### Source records
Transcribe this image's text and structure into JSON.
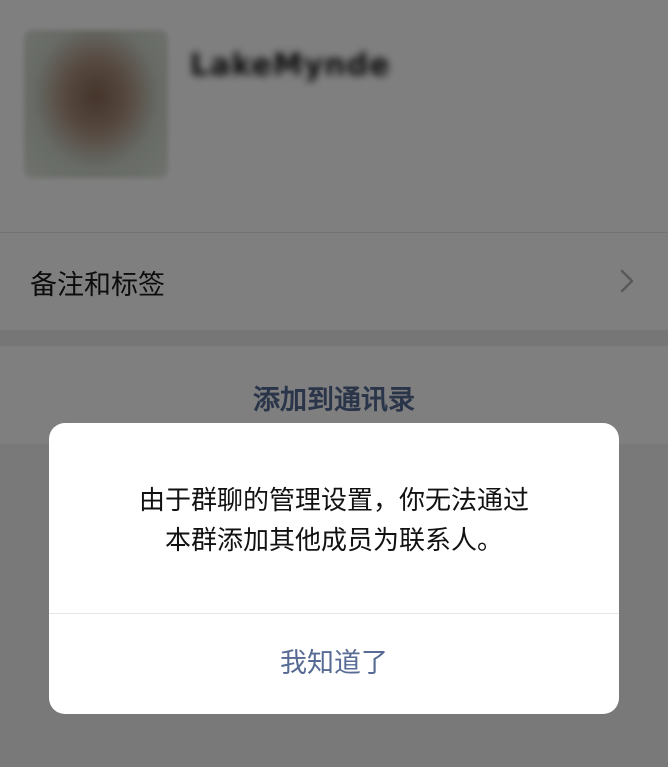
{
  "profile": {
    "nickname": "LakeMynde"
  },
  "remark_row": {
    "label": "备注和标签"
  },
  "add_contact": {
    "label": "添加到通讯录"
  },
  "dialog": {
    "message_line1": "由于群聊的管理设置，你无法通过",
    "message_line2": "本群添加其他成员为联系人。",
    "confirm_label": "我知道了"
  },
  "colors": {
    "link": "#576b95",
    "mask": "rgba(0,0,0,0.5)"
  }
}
---
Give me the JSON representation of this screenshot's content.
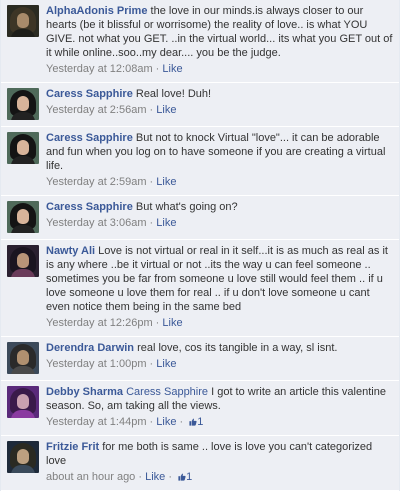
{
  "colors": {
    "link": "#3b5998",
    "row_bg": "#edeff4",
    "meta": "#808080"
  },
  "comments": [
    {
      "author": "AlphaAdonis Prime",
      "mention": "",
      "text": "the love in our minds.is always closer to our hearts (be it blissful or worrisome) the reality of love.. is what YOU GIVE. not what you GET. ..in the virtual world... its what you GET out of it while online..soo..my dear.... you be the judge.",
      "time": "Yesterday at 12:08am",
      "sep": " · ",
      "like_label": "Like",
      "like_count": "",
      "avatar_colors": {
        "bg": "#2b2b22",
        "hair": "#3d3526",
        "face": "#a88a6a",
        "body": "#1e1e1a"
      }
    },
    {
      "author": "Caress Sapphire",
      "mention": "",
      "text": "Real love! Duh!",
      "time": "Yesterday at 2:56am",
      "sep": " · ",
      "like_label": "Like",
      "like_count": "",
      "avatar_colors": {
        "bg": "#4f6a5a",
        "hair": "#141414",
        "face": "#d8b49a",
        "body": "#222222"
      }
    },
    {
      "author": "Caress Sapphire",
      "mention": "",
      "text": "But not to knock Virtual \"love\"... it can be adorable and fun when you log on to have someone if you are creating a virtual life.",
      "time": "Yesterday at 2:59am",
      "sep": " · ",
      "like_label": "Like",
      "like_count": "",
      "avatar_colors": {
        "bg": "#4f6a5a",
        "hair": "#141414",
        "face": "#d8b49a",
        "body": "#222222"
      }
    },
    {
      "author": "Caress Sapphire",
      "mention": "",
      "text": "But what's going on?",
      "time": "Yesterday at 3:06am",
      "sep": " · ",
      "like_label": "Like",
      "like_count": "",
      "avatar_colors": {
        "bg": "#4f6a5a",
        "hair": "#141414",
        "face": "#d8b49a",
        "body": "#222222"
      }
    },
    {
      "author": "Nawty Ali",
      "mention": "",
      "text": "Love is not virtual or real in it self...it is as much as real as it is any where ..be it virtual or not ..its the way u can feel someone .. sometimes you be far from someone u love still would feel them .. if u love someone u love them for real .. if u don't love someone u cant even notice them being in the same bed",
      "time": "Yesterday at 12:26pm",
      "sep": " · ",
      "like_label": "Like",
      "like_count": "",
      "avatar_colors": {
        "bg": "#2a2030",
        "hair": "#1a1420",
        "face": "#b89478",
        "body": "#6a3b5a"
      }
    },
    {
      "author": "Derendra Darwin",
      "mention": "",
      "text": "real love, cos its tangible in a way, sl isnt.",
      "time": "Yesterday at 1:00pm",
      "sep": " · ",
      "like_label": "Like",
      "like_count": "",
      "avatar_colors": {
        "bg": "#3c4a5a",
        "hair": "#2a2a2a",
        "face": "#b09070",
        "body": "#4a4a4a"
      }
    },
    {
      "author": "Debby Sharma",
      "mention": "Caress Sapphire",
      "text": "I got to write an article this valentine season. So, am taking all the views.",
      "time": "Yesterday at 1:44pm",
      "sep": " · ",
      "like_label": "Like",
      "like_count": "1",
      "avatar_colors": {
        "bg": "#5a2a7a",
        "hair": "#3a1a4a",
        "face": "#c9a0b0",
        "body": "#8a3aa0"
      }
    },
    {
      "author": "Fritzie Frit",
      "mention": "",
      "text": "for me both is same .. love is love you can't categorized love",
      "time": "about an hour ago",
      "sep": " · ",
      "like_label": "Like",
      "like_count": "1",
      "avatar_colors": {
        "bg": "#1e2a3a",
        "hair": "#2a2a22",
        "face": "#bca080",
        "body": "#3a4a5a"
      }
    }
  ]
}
==
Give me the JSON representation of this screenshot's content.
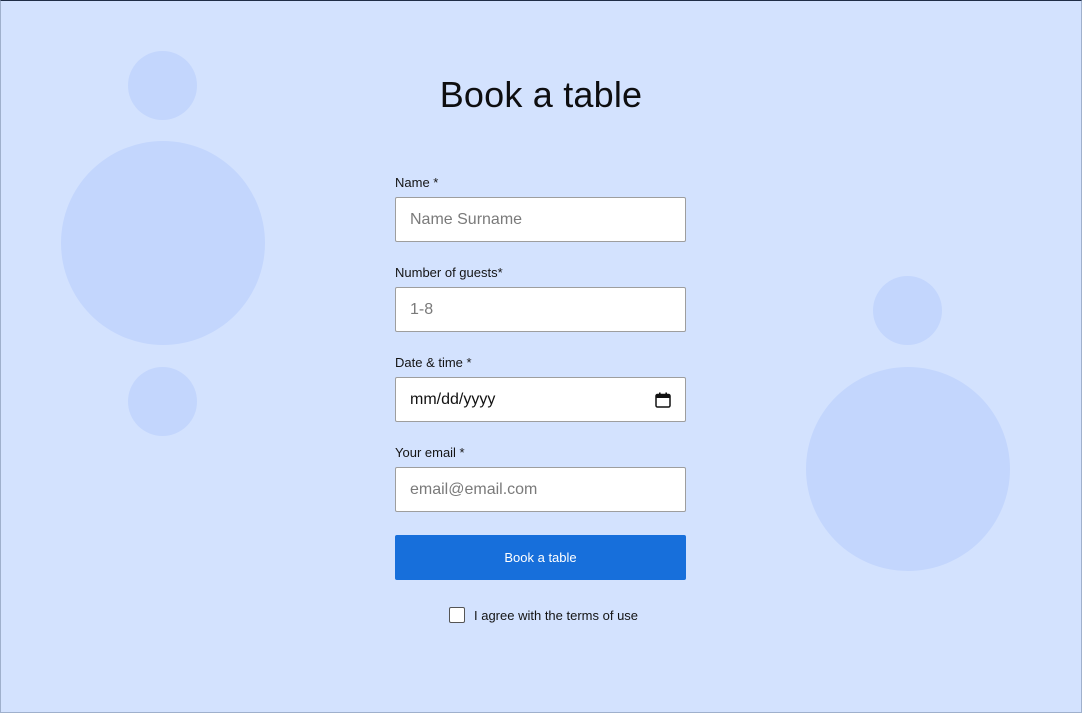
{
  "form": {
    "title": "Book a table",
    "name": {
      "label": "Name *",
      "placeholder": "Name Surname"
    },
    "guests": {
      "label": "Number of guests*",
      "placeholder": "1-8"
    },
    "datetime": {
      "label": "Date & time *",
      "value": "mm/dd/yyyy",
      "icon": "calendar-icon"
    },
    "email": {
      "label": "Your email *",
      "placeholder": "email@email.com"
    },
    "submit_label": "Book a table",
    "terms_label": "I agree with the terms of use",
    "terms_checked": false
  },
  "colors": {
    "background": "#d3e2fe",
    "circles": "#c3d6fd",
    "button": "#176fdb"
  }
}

### The task
Copy every line above that holds the word "someone".

### The answer
      "text": "But not to knock Virtual \"love\"... it can be adorable and fun when you log on to have someone if you are creating a virtual life.",
      "text": "Love is not virtual or real in it self...it is as much as real as it is any where ..be it virtual or not ..its the way u can feel someone .. sometimes you be far from someone u love still would feel them .. if u love someone u love them for real .. if u don't love someone u cant even notice them being in the same bed",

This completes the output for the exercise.